WORK INSTRUCTIONS
Return every line below in which "MEJIA" appears.

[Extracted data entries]
----------------

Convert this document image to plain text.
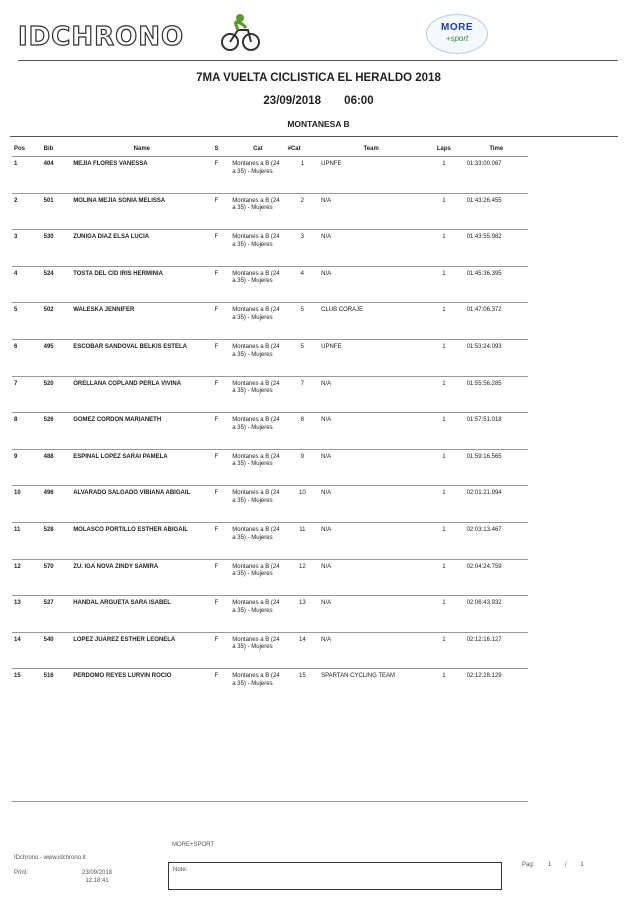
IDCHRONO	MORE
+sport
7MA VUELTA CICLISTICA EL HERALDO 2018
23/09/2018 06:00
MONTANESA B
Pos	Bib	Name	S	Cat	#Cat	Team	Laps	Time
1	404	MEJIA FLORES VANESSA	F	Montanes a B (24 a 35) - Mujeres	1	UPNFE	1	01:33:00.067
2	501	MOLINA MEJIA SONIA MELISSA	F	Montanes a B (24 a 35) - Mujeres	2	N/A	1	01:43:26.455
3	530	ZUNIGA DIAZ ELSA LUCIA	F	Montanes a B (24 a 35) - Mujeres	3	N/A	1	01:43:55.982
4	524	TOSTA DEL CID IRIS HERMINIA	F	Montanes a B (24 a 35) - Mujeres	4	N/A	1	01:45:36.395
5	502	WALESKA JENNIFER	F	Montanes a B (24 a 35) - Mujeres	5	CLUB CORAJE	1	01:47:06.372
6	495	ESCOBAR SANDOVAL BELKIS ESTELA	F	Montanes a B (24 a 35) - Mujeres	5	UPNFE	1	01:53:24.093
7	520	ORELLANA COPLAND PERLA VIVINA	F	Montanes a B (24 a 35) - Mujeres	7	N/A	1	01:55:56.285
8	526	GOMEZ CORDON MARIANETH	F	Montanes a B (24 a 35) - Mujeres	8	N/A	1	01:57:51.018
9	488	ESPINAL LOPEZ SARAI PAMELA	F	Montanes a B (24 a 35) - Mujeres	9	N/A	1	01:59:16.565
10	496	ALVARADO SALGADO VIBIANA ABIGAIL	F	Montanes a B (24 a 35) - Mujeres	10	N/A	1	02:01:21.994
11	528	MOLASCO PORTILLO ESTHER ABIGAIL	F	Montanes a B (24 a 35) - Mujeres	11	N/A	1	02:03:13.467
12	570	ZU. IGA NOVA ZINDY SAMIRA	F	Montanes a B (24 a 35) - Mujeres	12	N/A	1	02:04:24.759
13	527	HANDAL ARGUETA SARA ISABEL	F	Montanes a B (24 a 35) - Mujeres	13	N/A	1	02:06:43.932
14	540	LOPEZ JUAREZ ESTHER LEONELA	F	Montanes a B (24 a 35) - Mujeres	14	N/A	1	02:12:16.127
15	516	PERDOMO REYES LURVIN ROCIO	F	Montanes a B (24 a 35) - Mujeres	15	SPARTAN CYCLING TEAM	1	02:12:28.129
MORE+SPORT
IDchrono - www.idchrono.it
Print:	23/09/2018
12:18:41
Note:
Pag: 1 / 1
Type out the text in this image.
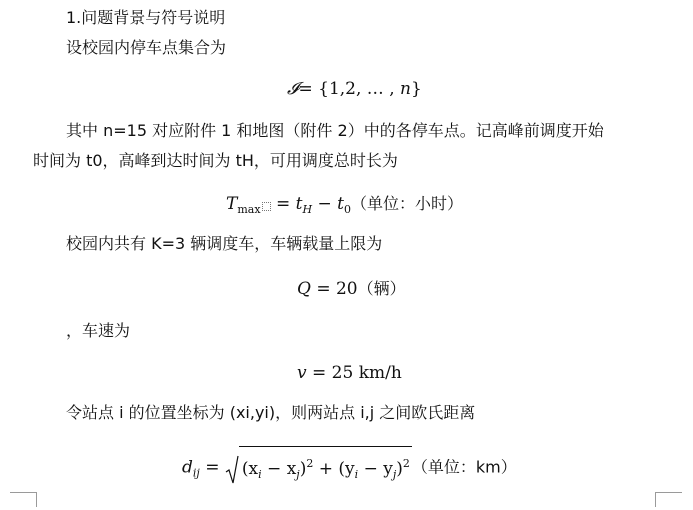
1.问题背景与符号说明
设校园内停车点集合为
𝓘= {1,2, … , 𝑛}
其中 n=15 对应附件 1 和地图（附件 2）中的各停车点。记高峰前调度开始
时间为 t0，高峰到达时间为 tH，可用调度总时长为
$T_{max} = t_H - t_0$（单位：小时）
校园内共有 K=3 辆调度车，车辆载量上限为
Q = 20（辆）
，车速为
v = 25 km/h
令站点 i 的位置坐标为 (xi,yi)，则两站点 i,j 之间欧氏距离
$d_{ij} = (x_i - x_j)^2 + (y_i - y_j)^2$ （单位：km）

----------------

SOLUTION
1	404	MEJIA FLORES VANESSA	F	Montanes a B (24 a 35) - Mujeres	1	UPNFE	1	01:33:00.067
2	501	MOLINA MEJIA SONIA MELISSA	F	Montanes a B (24 a 35) - Mujeres	2	N/A	1	01:43:26.455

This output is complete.